## YOUR ASSIGNMENT
Copy every entry below exactly as it appears, leaving out the images.

(Data excerpts)
-- Opening Marker --

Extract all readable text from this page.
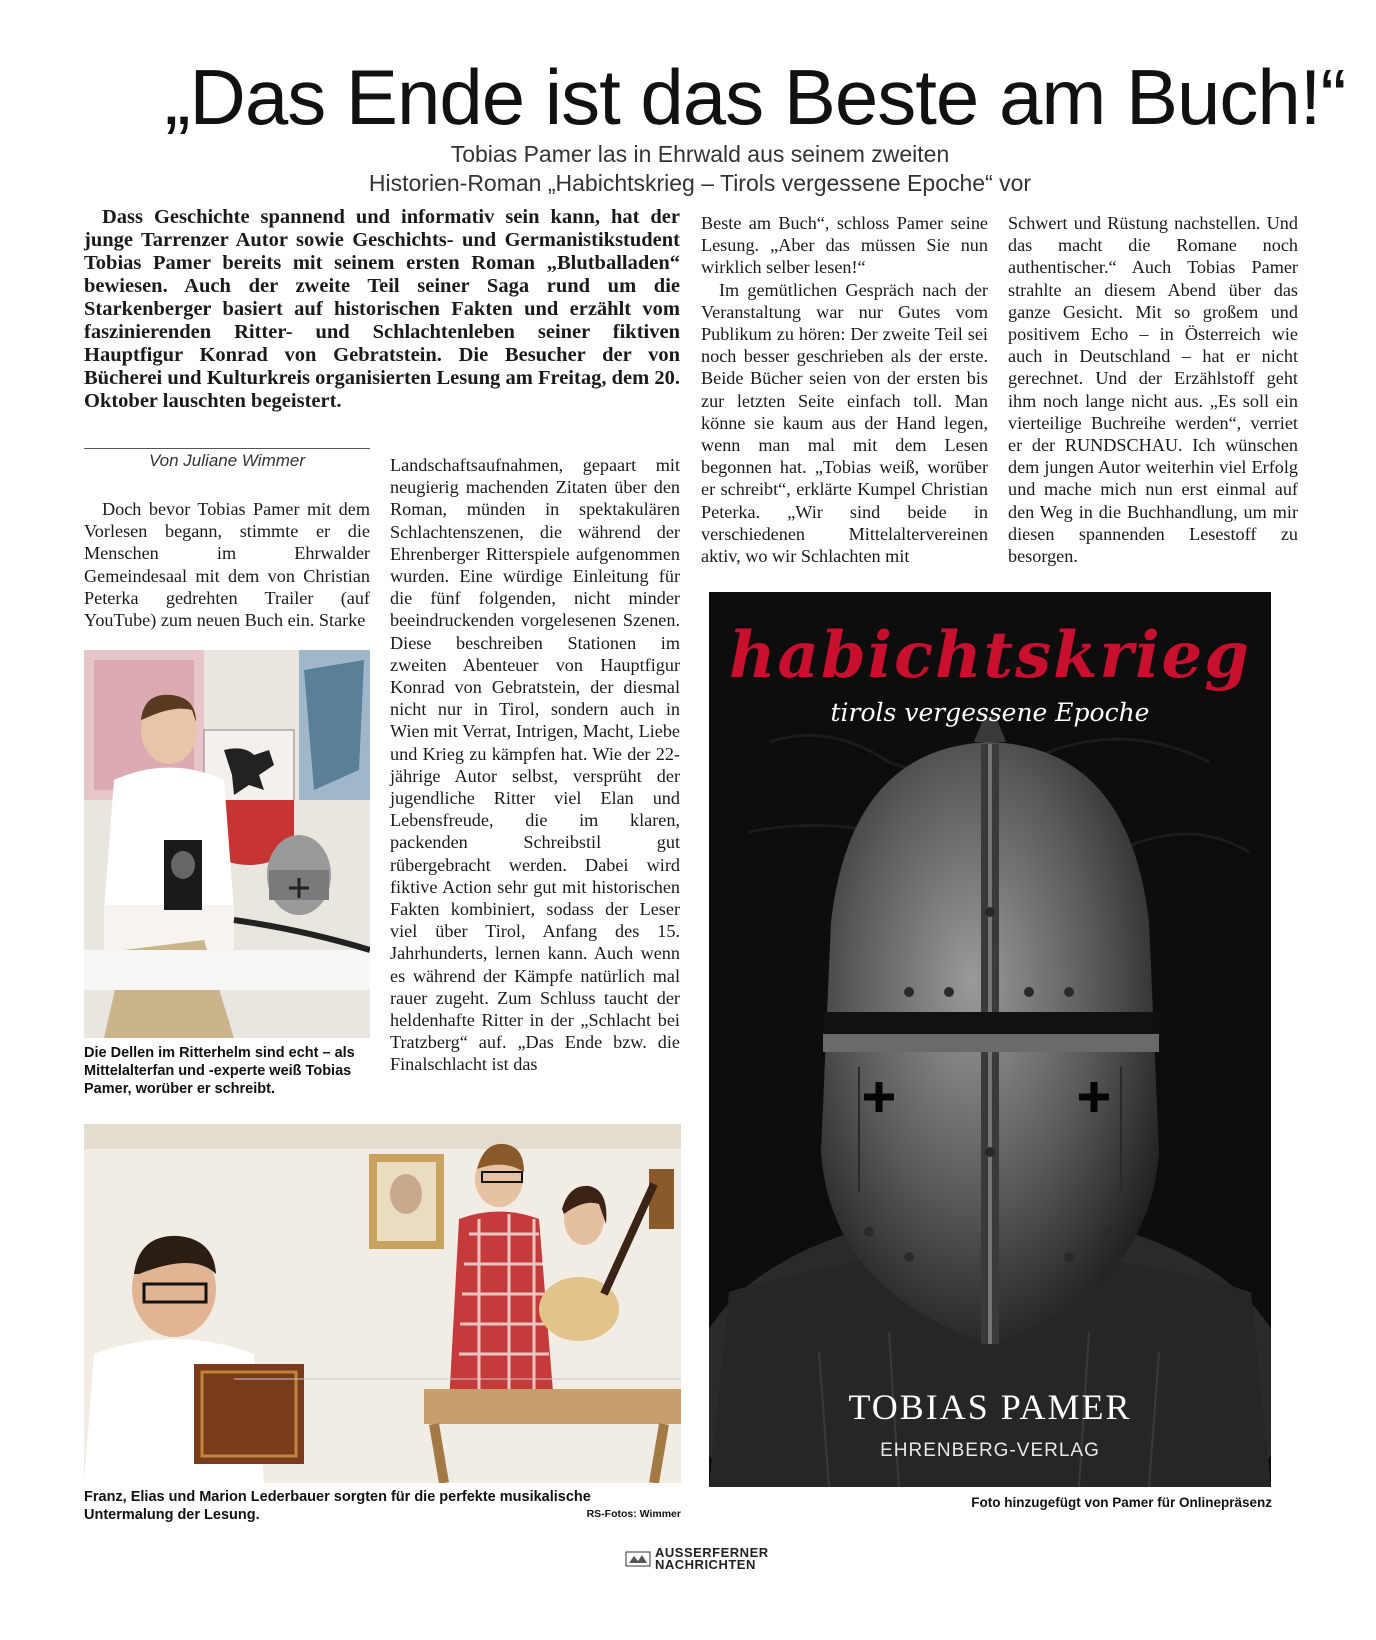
„Das Ende ist das Beste am Buch!“
Tobias Pamer las in Ehrwald aus seinem zweiten
Historien-Roman „Habichtskrieg – Tirols vergessene Epoche“ vor
Dass Geschichte spannend und informativ sein kann, hat der junge Tarrenzer Autor sowie Geschichts- und Germanistikstudent Tobias Pamer bereits mit seinem ersten Roman „Blutballaden“ bewiesen. Auch der zweite Teil seiner Saga rund um die Starkenberger basiert auf historischen Fakten und erzählt vom faszinierenden Ritter- und Schlachtenleben seiner fiktiven Hauptfigur Konrad von Gebratstein. Die Besucher der von Bücherei und Kulturkreis organisierten Lesung am Freitag, dem 20. Oktober lauschten begeistert.
Von Juliane Wimmer

Doch bevor Tobias Pamer mit dem Vorlesen begann, stimmte er die Menschen im Ehrwalder Gemeindesaal mit dem von Christian Peterka gedrehten Trailer (auf YouTube) zum neuen Buch ein. Starke

Die Dellen im Ritterhelm sind echt – als Mittelalterfan und -experte weiß Tobias Pamer, worüber er schreibt.

Landschaftsaufnahmen, gepaart mit neugierig machenden Zitaten über den Roman, münden in spektakulären Schlachtenszenen, die während der Ehrenberger Ritterspiele aufgenommen wurden. Eine würdige Einleitung für die fünf folgenden, nicht minder beeindruckenden vorgelesenen Szenen. Diese beschreiben Stationen im zweiten Abenteuer von Hauptfigur Konrad von Gebratstein, der diesmal nicht nur in Tirol, sondern auch in Wien mit Verrat, Intrigen, Macht, Liebe und Krieg zu kämpfen hat. Wie der 22-jährige Autor selbst, versprüht der jugendliche Ritter viel Elan und Lebensfreude, die im klaren, packenden Schreibstil gut rübergebracht werden. Dabei wird fiktive Action sehr gut mit historischen Fakten kombiniert, sodass der Leser viel über Tirol, Anfang des 15. Jahrhunderts, lernen kann. Auch wenn es während der Kämpfe natürlich mal rauer zugeht. Zum Schluss taucht der heldenhafte Ritter in der „Schlacht bei Tratzberg“ auf. „Das Ende bzw. die Finalschlacht ist das

Beste am Buch“, schloss Pamer seine Lesung. „Aber das müssen Sie nun wirklich selber lesen!“

Im gemütlichen Gespräch nach der Veranstaltung war nur Gutes vom Publikum zu hören: Der zweite Teil sei noch besser geschrieben als der erste. Beide Bücher seien von der ersten bis zur letzten Seite einfach toll. Man könne sie kaum aus der Hand legen, wenn man mal mit dem Lesen begonnen hat. „Tobias weiß, worüber er schreibt“, erklärte Kumpel Christian Peterka. „Wir sind beide in verschiedenen Mittelaltervereinen aktiv, wo wir Schlachten mit

Schwert und Rüstung nachstellen. Und das macht die Romane noch authentischer.“ Auch Tobias Pamer strahlte an diesem Abend über das ganze Gesicht. Mit so großem und positivem Echo – in Österreich wie auch in Deutschland – hat er nicht gerechnet. Und der Erzählstoff geht ihm noch lange nicht aus. „Es soll ein vierteilige Buchreihe werden“, verriet er der RUNDSCHAU. Ich wünschen dem jungen Autor weiterhin viel Erfolg und mache mich nun erst einmal auf den Weg in die Buchhandlung, um mir diesen spannenden Lesestoff zu besorgen.

Franz, Elias und Marion Lederbauer sorgten für die perfekte musikalische Untermalung der Lesung.	RS-Fotos: Wimmer
habichtskrieg
tirols vergessene Epoche
TOBIAS PAMER
EHRENBERG-VERLAG
Foto hinzugefügt von Pamer für Onlinepräsenz
AUSSERFERNER
NACHRICHTEN
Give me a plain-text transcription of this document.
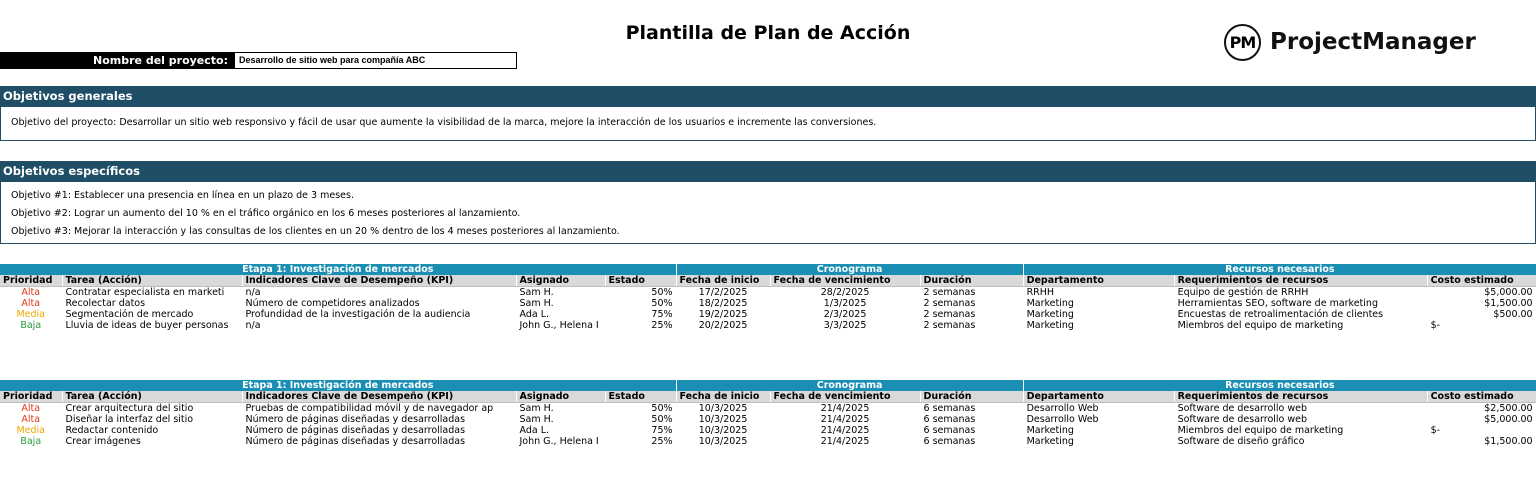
Plantilla de Plan de Acción	PM ProjectManager
Nombre del proyecto:	Desarrollo de sitio web para compañía ABC
Objetivos generales
Objetivo del proyecto: Desarrollar un sitio web responsivo y fácil de usar que aumente la visibilidad de la marca, mejore la interacción de los usuarios e incremente las conversiones.
Objetivos específicos
Objetivo #1: Establecer una presencia en línea en un plazo de 3 meses.
Objetivo #2: Lograr un aumento del 10 % en el tráfico orgánico en los 6 meses posteriores al lanzamiento.
Objetivo #3: Mejorar la interacción y las consultas de los clientes en un 20 % dentro de los 4 meses posteriores al lanzamiento.
Etapa 1: Investigación de mercados					Cronograma			Recursos necesarios		
Prioridad	Tarea (Acción)	Indicadores Clave de Desempeño (KPI)	Asignado	Estado	Fecha de inicio	Fecha de vencimiento	Duración	Departamento	Requerimientos de recursos	Costo estimado
Alta	Contratar especialista en marketi	n/a	Sam H.	50%	17/2/2025	28/2/2025	2 semanas	RRHH	Equipo de gestión de RRHH	$5,000.00
Alta	Recolectar datos	Número de competidores analizados	Sam H.	50%	18/2/2025	1/3/2025	2 semanas	Marketing	Herramientas SEO, software de marketing	$1,500.00
Media	Segmentación de mercado	Profundidad de la investigación de la audiencia	Ada L.	75%	19/2/2025	2/3/2025	2 semanas	Marketing	Encuestas de retroalimentación de clientes	$500.00
Baja	Lluvia de ideas de buyer personas	n/a	John G., Helena I	25%	20/2/2025	3/3/2025	2 semanas	Marketing	Miembros del equipo de marketing	$-
Etapa 1: Investigación de mercados					Cronograma			Recursos necesarios		
Prioridad	Tarea (Acción)	Indicadores Clave de Desempeño (KPI)	Asignado	Estado	Fecha de inicio	Fecha de vencimiento	Duración	Departamento	Requerimientos de recursos	Costo estimado
Alta	Crear arquitectura del sitio	Pruebas de compatibilidad móvil y de navegador ap	Sam H.	50%	10/3/2025	21/4/2025	6 semanas	Desarrollo Web	Software de desarrollo web	$2,500.00
Alta	Diseñar la interfaz del sitio	Número de páginas diseñadas y desarrolladas	Sam H.	50%	10/3/2025	21/4/2025	6 semanas	Desarrollo Web	Software de desarrollo web	$5,000.00
Media	Redactar contenido	Número de páginas diseñadas y desarrolladas	Ada L.	75%	10/3/2025	21/4/2025	6 semanas	Marketing	Miembros del equipo de marketing	$-
Baja	Crear imágenes	Número de páginas diseñadas y desarrolladas	John G., Helena I	25%	10/3/2025	21/4/2025	6 semanas	Marketing	Software de diseño gráfico	$1,500.00
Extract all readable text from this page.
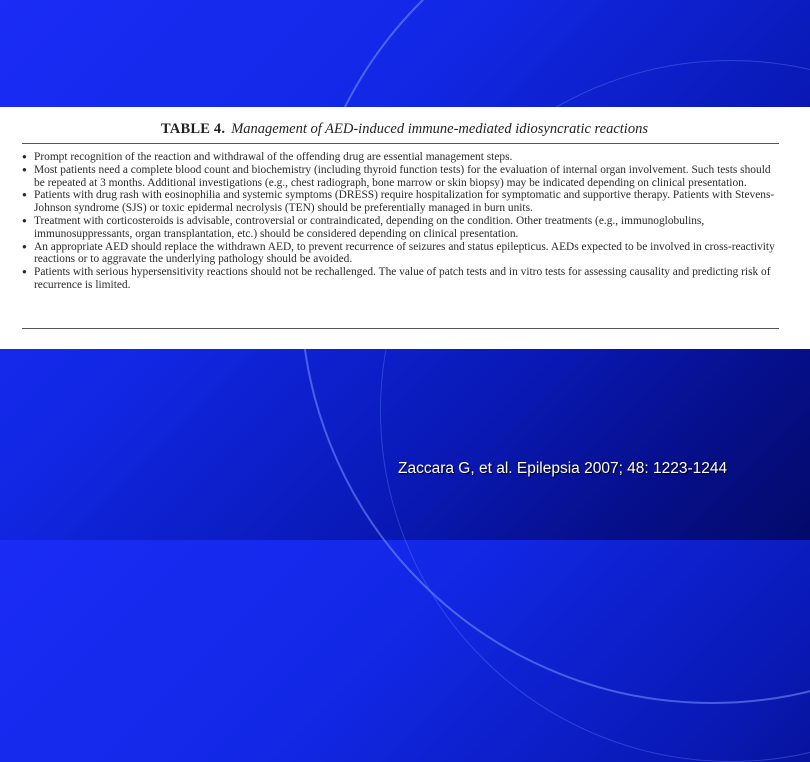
TABLE 4. Management of AED-induced immune-mediated idiosyncratic reactions
● Prompt recognition of the reaction and withdrawal of the offending drug are essential management steps.
● Most patients need a complete blood count and biochemistry (including thyroid function tests) for the evaluation of internal organ involvement. Such tests should be repeated at 3 months. Additional investigations (e.g., chest radiograph, bone marrow or skin biopsy) may be indicated depending on clinical presentation.
● Patients with drug rash with eosinophilia and systemic symptoms (DRESS) require hospitalization for symptomatic and supportive therapy. Patients with Stevens-Johnson syndrome (SJS) or toxic epidermal necrolysis (TEN) should be preferentially managed in burn units.
● Treatment with corticosteroids is advisable, controversial or contraindicated, depending on the condition. Other treatments (e.g., immunoglobulins, immunosuppressants, organ transplantation, etc.) should be considered depending on clinical presentation.
● An appropriate AED should replace the withdrawn AED, to prevent recurrence of seizures and status epilepticus. AEDs expected to be involved in cross-reactivity reactions or to aggravate the underlying pathology should be avoided.
● Patients with serious hypersensitivity reactions should not be rechallenged. The value of patch tests and in vitro tests for assessing causality and predicting risk of recurrence is limited.
Zaccara G, et al. Epilepsia 2007; 48: 1223-1244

-- Closing Marker --

## EXERCISE SOLUTION
Extract all readable text from this page.
„Das Ende ist das Beste am Buch!“
Tobias Pamer las in Ehrwald aus seinem zweiten
Historien-Roman „Habichtskrieg – Tirols vergessene Epoche“ vor
Dass Geschichte spannend und informativ sein kann, hat der junge Tarrenzer Autor sowie Geschichts- und Germanistikstudent Tobias Pamer bereits mit seinem ersten Roman „Blutballaden“ bewiesen. Auch der zweite Teil seiner Saga rund um die Starkenberger basiert auf historischen Fakten und erzählt vom faszinierenden Ritter- und Schlachtenleben seiner fiktiven Hauptfigur Konrad von Gebratstein. Die Besucher der von Bücherei und Kulturkreis organisierten Lesung am Freitag, dem 20. Oktober lauschten begeistert.
Von Juliane Wimmer

Doch bevor Tobias Pamer mit dem Vorlesen begann, stimmte er die Menschen im Ehrwalder Gemeindesaal mit dem von Christian Peterka gedrehten Trailer (auf YouTube) zum neuen Buch ein. Starke

Die Dellen im Ritterhelm sind echt – als Mittelalterfan und -experte weiß Tobias Pamer, worüber er schreibt.

Landschaftsaufnahmen, gepaart mit neugierig machenden Zitaten über den Roman, münden in spektakulären Schlachtenszenen, die während der Ehrenberger Ritterspiele aufgenommen wurden. Eine würdige Einleitung für die fünf folgenden, nicht minder beeindruckenden vorgelesenen Szenen. Diese beschreiben Stationen im zweiten Abenteuer von Hauptfigur Konrad von Gebratstein, der diesmal nicht nur in Tirol, sondern auch in Wien mit Verrat, Intrigen, Macht, Liebe und Krieg zu kämpfen hat. Wie der 22-jährige Autor selbst, versprüht der jugendliche Ritter viel Elan und Lebensfreude, die im klaren, packenden Schreibstil gut rübergebracht werden. Dabei wird fiktive Action sehr gut mit historischen Fakten kombiniert, sodass der Leser viel über Tirol, Anfang des 15. Jahrhunderts, lernen kann. Auch wenn es während der Kämpfe natürlich mal rauer zugeht. Zum Schluss taucht der heldenhafte Ritter in der „Schlacht bei Tratzberg“ auf. „Das Ende bzw. die Finalschlacht ist das

Beste am Buch“, schloss Pamer seine Lesung. „Aber das müssen Sie nun wirklich selber lesen!“

Im gemütlichen Gespräch nach der Veranstaltung war nur Gutes vom Publikum zu hören: Der zweite Teil sei noch besser geschrieben als der erste. Beide Bücher seien von der ersten bis zur letzten Seite einfach toll. Man könne sie kaum aus der Hand legen, wenn man mal mit dem Lesen begonnen hat. „Tobias weiß, worüber er schreibt“, erklärte Kumpel Christian Peterka. „Wir sind beide in verschiedenen Mittelaltervereinen aktiv, wo wir Schlachten mit

Schwert und Rüstung nachstellen. Und das macht die Romane noch authentischer.“ Auch Tobias Pamer strahlte an diesem Abend über das ganze Gesicht. Mit so großem und positivem Echo – in Österreich wie auch in Deutschland – hat er nicht gerechnet. Und der Erzählstoff geht ihm noch lange nicht aus. „Es soll ein vierteilige Buchreihe werden“, verriet er der RUNDSCHAU. Ich wünschen dem jungen Autor weiterhin viel Erfolg und mache mich nun erst einmal auf den Weg in die Buchhandlung, um mir diesen spannenden Lesestoff zu besorgen.

Franz, Elias und Marion Lederbauer sorgten für die perfekte musikalische Untermalung der Lesung.	RS-Fotos: Wimmer
habichtskrieg
tirols vergessene Epoche
TOBIAS PAMER
EHRENBERG-VERLAG
Foto hinzugefügt von Pamer für Onlinepräsenz
AUSSERFERNER
NACHRICHTEN
Give me a plain-text transcription of this document.
Plantilla de Plan de Acción	PM ProjectManager
Nombre del proyecto:	Desarrollo de sitio web para compañía ABC
Objetivos generales
Objetivo del proyecto: Desarrollar un sitio web responsivo y fácil de usar que aumente la visibilidad de la marca, mejore la interacción de los usuarios e incremente las conversiones.
Objetivos específicos
Objetivo #1: Establecer una presencia en línea en un plazo de 3 meses.
Objetivo #2: Lograr un aumento del 10 % en el tráfico orgánico en los 6 meses posteriores al lanzamiento.
Objetivo #3: Mejorar la interacción y las consultas de los clientes en un 20 % dentro de los 4 meses posteriores al lanzamiento.
Etapa 1: Investigación de mercados					Cronograma			Recursos necesarios		
Prioridad	Tarea (Acción)	Indicadores Clave de Desempeño (KPI)	Asignado	Estado	Fecha de inicio	Fecha de vencimiento	Duración	Departamento	Requerimientos de recursos	Costo estimado
Alta	Contratar especialista en marketi	n/a	Sam H.	50%	17/2/2025	28/2/2025	2 semanas	RRHH	Equipo de gestión de RRHH	$5,000.00
Alta	Recolectar datos	Número de competidores analizados	Sam H.	50%	18/2/2025	1/3/2025	2 semanas	Marketing	Herramientas SEO, software de marketing	$1,500.00
Media	Segmentación de mercado	Profundidad de la investigación de la audiencia	Ada L.	75%	19/2/2025	2/3/2025	2 semanas	Marketing	Encuestas de retroalimentación de clientes	$500.00
Baja	Lluvia de ideas de buyer personas	n/a	John G., Helena I	25%	20/2/2025	3/3/2025	2 semanas	Marketing	Miembros del equipo de marketing	$-
Etapa 1: Investigación de mercados					Cronograma			Recursos necesarios		
Prioridad	Tarea (Acción)	Indicadores Clave de Desempeño (KPI)	Asignado	Estado	Fecha de inicio	Fecha de vencimiento	Duración	Departamento	Requerimientos de recursos	Costo estimado
Alta	Crear arquitectura del sitio	Pruebas de compatibilidad móvil y de navegador ap	Sam H.	50%	10/3/2025	21/4/2025	6 semanas	Desarrollo Web	Software de desarrollo web	$2,500.00
Alta	Diseñar la interfaz del sitio	Número de páginas diseñadas y desarrolladas	Sam H.	50%	10/3/2025	21/4/2025	6 semanas	Desarrollo Web	Software de desarrollo web	$5,000.00
Media	Redactar contenido	Número de páginas diseñadas y desarrolladas	Ada L.	75%	10/3/2025	21/4/2025	6 semanas	Marketing	Miembros del equipo de marketing	$-
Baja	Crear imágenes	Número de páginas diseñadas y desarrolladas	John G., Helena I	25%	10/3/2025	21/4/2025	6 semanas	Marketing	Software de diseño gráfico	$1,500.00
Extract all readable text from this page.
TABLE 4. Management of AED-induced immune-mediated idiosyncratic reactions
● Prompt recognition of the reaction and withdrawal of the offending drug are essential management steps.
● Most patients need a complete blood count and biochemistry (including thyroid function tests) for the evaluation of internal organ involvement. Such tests should be repeated at 3 months. Additional investigations (e.g., chest radiograph, bone marrow or skin biopsy) may be indicated depending on clinical presentation.
● Patients with drug rash with eosinophilia and systemic symptoms (DRESS) require hospitalization for symptomatic and supportive therapy. Patients with Stevens-Johnson syndrome (SJS) or toxic epidermal necrolysis (TEN) should be preferentially managed in burn units.
● Treatment with corticosteroids is advisable, controversial or contraindicated, depending on the condition. Other treatments (e.g., immunoglobulins, immunosuppressants, organ transplantation, etc.) should be considered depending on clinical presentation.
● An appropriate AED should replace the withdrawn AED, to prevent recurrence of seizures and status epilepticus. AEDs expected to be involved in cross-reactivity reactions or to aggravate the underlying pathology should be avoided.
● Patients with serious hypersensitivity reactions should not be rechallenged. The value of patch tests and in vitro tests for assessing causality and predicting risk of recurrence is limited.
Zaccara G, et al. Epilepsia 2007; 48: 1223-1244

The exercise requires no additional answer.